(Items listed in a dataset):
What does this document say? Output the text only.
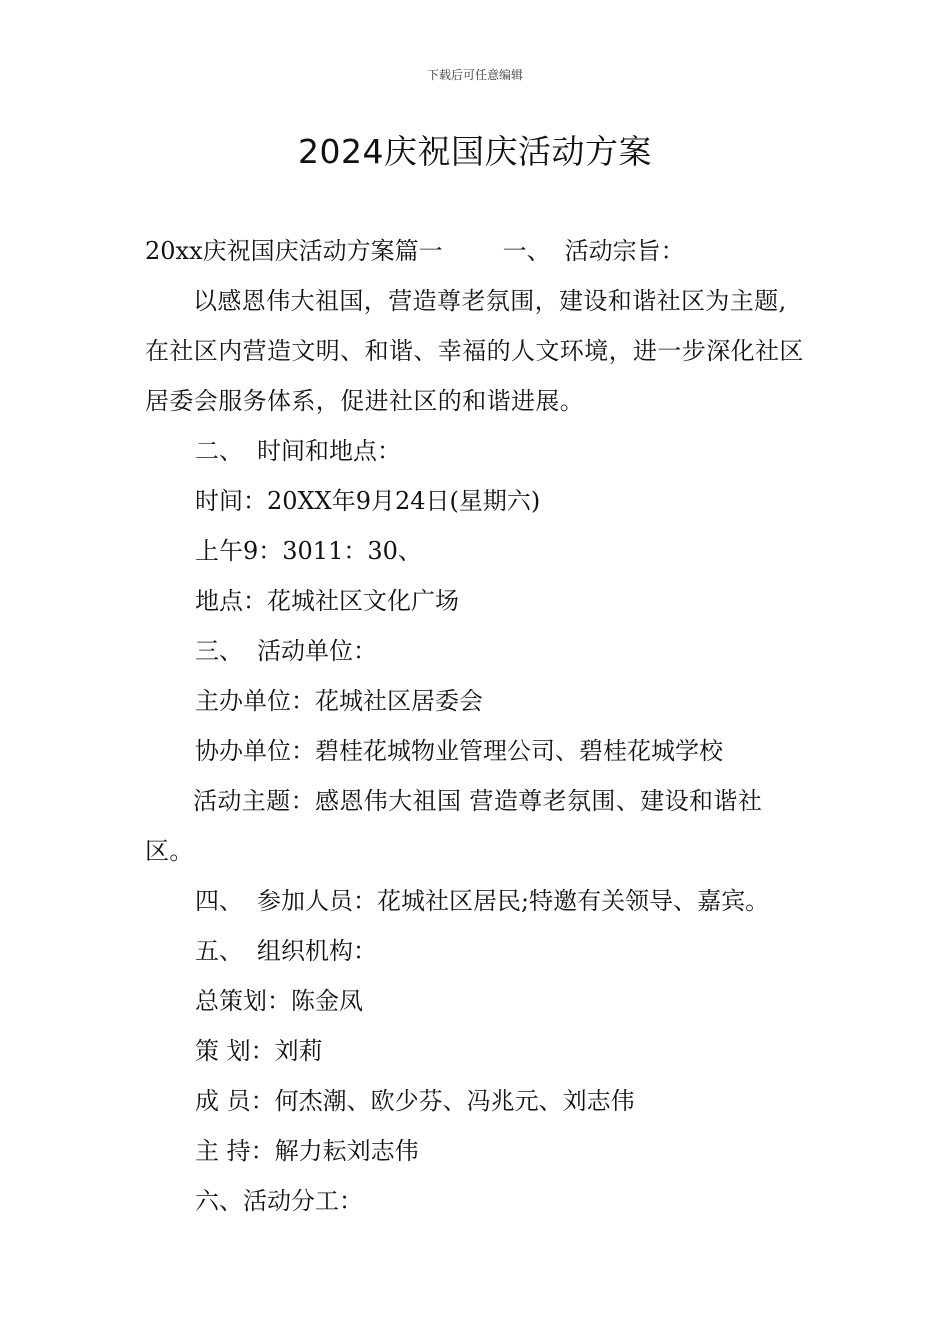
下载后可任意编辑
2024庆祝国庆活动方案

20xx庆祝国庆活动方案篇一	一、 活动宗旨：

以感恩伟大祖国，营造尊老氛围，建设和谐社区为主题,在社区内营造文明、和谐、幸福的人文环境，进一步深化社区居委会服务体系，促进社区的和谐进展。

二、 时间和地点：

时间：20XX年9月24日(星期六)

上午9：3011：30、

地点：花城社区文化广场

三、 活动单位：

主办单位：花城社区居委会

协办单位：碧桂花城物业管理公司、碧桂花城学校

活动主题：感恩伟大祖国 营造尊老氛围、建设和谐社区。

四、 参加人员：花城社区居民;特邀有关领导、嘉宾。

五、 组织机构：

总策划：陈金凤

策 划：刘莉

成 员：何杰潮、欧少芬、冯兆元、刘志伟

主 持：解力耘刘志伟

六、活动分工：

...

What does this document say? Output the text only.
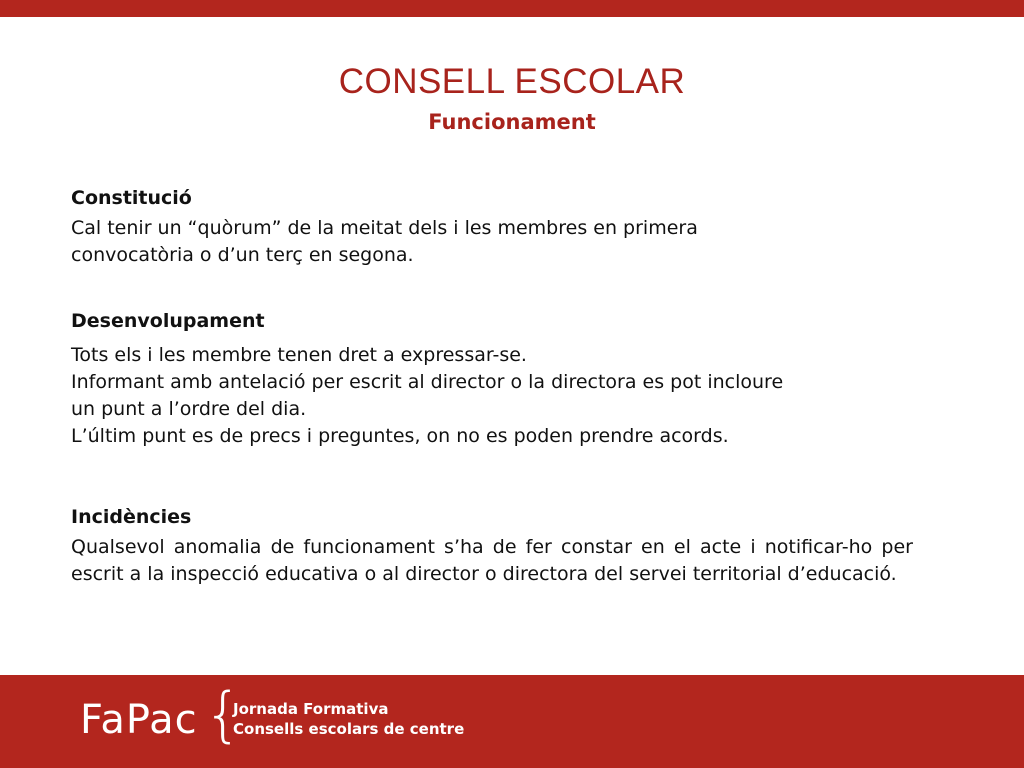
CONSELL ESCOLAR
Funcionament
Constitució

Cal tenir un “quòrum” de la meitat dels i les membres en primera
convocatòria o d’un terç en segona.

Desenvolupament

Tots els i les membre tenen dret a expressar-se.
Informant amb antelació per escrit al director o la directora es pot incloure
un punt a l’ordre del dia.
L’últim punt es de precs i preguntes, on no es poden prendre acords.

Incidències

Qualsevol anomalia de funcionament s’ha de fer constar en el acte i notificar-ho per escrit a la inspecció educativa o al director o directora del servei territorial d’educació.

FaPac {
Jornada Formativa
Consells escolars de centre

(Exercise instructions): Show every line where the string "punt" appears.

(Answer to this task):
un punt a l’ordre del dia.
L’últim punt es de precs i preguntes, on no es poden prendre acords.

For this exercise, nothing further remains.